**What you should do**
Which lines hold the word "marker"? Copy each of them.

##### Dataset excerpts

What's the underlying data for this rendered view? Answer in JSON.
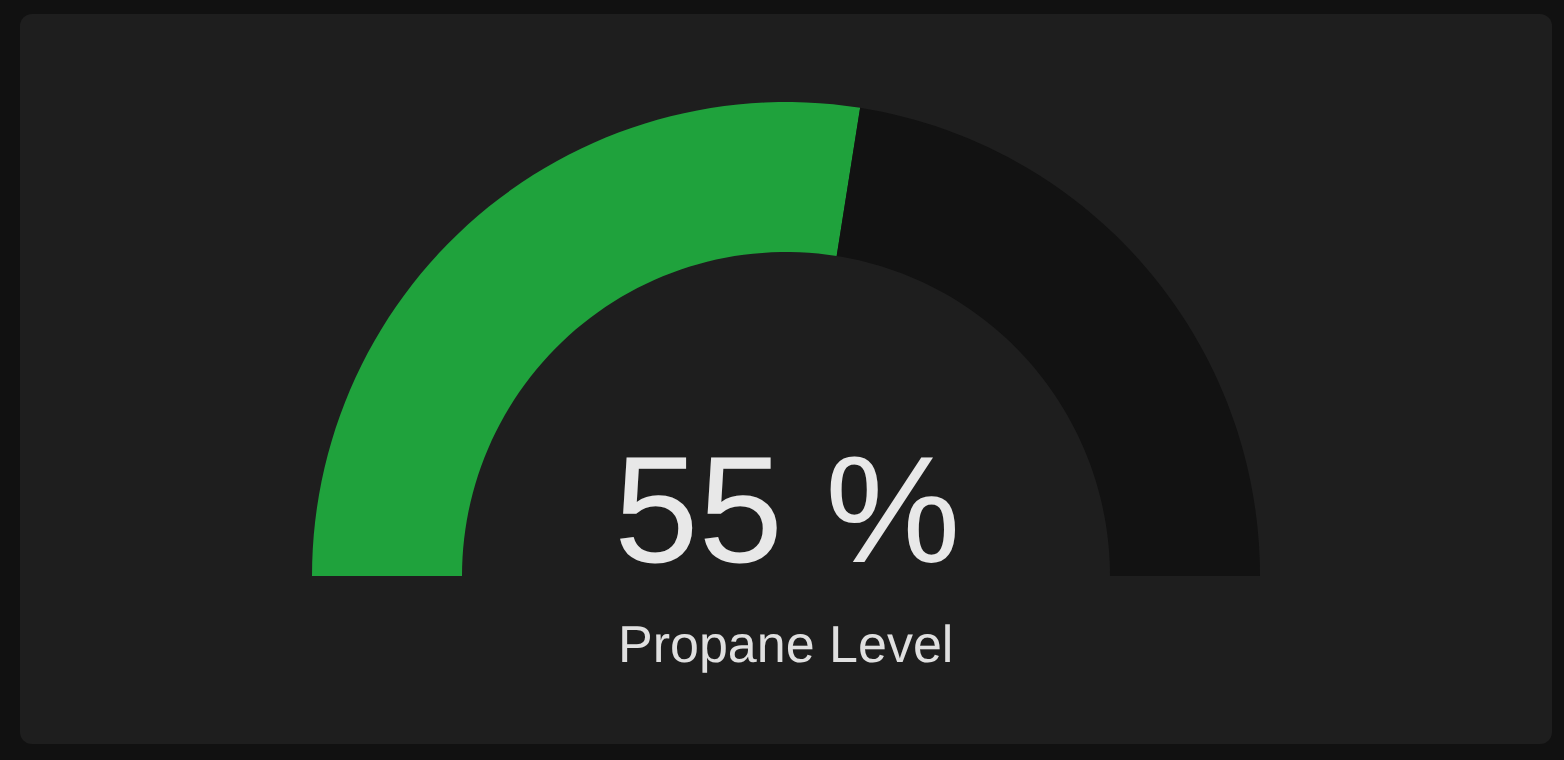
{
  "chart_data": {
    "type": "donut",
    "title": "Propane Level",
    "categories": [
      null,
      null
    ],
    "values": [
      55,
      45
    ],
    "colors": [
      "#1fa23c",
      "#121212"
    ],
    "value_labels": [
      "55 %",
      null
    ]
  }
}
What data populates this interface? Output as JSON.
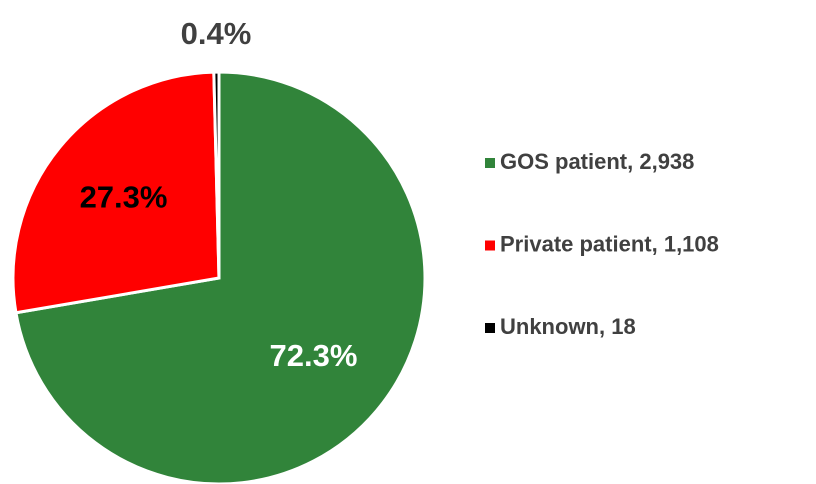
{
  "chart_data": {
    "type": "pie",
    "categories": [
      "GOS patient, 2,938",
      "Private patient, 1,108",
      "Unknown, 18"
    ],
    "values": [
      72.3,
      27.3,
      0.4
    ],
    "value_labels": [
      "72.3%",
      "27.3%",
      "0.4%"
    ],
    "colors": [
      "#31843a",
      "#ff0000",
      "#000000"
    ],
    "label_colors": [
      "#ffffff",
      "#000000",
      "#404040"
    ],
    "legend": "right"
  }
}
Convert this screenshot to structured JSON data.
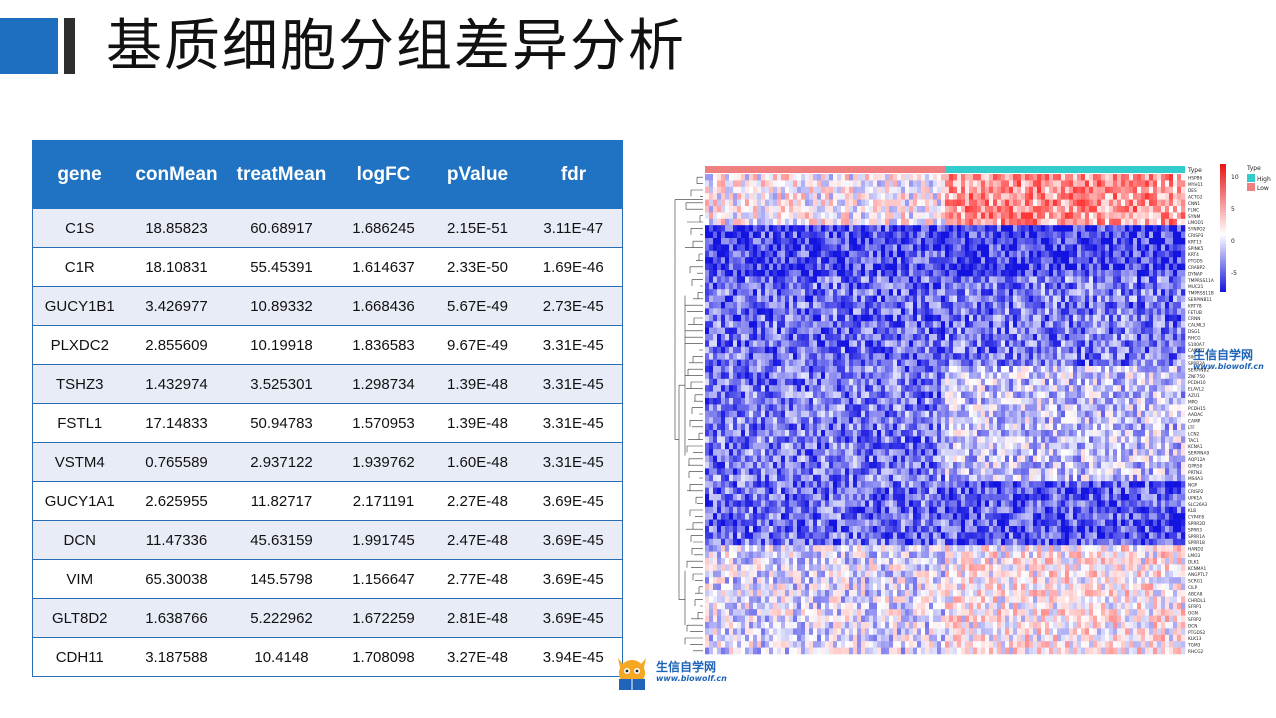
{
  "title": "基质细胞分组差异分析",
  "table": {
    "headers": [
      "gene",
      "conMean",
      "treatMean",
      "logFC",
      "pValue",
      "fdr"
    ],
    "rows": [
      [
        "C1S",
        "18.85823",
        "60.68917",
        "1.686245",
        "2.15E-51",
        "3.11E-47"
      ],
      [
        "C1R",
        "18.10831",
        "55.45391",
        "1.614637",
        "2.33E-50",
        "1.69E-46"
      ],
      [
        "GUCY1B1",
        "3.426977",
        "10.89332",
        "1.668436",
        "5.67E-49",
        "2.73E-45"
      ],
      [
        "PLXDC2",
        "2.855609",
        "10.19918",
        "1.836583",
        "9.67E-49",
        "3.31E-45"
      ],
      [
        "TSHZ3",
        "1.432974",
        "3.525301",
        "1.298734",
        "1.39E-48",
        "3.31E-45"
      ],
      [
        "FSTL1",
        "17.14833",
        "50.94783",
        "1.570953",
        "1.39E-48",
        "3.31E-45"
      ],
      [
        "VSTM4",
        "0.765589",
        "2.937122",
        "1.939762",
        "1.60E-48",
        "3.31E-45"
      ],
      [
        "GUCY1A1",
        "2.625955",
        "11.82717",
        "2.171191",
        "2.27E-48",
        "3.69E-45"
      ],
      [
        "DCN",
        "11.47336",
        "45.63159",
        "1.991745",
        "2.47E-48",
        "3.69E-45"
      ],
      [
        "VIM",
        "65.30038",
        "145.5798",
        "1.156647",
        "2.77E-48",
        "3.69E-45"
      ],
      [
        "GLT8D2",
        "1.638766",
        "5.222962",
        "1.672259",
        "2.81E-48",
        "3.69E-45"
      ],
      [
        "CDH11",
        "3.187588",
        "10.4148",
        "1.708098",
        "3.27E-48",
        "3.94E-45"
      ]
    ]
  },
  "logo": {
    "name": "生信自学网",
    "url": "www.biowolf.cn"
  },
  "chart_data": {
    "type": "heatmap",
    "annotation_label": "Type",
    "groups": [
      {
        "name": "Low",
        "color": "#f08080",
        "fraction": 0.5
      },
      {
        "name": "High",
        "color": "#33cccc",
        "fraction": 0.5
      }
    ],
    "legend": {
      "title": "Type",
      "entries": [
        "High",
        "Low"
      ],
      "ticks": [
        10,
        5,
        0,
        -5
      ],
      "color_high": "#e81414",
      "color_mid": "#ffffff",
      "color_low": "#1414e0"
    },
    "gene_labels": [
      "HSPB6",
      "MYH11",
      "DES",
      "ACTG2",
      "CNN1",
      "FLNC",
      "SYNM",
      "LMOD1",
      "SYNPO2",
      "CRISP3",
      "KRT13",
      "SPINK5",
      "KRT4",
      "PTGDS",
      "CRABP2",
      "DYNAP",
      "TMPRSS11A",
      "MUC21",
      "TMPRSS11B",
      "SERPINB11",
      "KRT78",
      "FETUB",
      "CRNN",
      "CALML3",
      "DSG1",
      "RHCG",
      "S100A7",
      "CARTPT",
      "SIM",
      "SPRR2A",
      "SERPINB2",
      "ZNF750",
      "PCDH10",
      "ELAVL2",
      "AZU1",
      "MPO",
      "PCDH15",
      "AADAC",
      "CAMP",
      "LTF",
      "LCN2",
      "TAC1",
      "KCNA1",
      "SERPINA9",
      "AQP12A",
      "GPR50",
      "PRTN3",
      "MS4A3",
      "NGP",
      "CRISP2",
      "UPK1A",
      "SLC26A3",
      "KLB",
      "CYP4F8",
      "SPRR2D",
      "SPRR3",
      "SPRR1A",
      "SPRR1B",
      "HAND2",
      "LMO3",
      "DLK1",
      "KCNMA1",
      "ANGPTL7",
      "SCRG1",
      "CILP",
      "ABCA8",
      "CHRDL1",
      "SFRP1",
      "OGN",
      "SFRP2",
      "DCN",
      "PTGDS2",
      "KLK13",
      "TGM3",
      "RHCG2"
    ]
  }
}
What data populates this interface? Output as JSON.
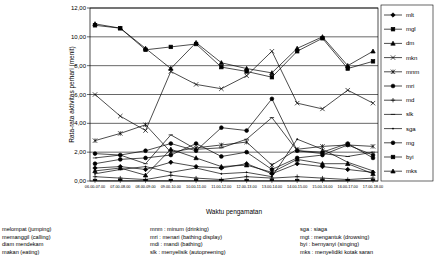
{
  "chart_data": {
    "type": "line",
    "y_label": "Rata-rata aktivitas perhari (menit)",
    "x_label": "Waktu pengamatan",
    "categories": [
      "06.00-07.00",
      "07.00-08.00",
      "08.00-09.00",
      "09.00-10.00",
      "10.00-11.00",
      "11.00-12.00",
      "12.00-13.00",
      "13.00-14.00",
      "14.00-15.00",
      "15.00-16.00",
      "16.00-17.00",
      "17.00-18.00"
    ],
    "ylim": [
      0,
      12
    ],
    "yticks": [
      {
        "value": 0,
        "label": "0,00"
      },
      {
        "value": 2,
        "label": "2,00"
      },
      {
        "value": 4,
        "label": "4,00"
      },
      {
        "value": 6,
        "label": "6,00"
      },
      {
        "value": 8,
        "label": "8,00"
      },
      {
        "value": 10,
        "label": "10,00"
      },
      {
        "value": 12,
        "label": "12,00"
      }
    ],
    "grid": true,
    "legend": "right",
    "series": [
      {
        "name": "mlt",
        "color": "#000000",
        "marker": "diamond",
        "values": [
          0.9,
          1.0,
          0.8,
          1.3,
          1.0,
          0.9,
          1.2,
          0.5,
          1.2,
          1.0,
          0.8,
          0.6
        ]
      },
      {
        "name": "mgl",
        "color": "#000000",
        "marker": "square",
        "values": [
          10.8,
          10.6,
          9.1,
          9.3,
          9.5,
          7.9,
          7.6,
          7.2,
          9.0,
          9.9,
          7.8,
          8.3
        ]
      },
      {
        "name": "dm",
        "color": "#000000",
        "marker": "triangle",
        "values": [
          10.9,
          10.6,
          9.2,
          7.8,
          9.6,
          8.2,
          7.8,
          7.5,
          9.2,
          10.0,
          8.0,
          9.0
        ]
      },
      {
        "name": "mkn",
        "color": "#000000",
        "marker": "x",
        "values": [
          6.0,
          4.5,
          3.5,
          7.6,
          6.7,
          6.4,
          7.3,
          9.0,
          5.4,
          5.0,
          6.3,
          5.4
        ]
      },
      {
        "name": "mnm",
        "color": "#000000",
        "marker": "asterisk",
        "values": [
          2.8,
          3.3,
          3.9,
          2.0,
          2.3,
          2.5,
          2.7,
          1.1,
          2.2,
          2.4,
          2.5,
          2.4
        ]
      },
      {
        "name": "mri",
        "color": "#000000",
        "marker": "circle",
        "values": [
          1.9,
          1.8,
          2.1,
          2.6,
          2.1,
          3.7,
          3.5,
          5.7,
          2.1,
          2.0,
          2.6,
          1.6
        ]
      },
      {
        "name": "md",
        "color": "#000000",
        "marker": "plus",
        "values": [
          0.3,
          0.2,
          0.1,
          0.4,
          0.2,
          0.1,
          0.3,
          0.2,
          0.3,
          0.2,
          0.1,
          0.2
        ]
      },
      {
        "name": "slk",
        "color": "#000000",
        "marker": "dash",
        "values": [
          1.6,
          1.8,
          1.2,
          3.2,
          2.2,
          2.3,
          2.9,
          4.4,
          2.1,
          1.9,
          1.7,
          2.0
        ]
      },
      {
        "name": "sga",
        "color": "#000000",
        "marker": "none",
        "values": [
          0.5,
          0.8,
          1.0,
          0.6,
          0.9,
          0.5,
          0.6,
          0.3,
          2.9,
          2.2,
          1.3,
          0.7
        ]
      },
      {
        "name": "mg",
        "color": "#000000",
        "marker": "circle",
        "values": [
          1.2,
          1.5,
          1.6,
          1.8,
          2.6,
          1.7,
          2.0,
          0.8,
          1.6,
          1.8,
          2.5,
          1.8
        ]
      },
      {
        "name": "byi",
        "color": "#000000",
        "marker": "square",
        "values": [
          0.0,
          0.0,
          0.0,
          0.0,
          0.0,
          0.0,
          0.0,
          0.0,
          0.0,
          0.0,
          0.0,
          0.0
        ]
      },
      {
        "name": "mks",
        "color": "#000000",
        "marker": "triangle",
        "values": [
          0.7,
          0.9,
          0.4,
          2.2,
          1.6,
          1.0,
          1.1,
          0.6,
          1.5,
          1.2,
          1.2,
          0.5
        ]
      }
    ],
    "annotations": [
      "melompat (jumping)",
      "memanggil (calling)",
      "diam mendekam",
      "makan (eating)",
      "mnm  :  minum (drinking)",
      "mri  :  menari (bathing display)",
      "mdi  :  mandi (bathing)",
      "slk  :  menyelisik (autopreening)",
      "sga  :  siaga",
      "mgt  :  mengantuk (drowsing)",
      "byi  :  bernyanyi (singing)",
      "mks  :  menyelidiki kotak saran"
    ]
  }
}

##########

**Written answer**
        "marker": "diamond",
        "marker": "square",
        "marker": "triangle",
        "marker": "x",
        "marker": "asterisk",
        "marker": "circle",
        "marker": "plus",
        "marker": "dash",
        "marker": "none",
        "marker": "circle",
        "marker": "square",
        "marker": "triangle",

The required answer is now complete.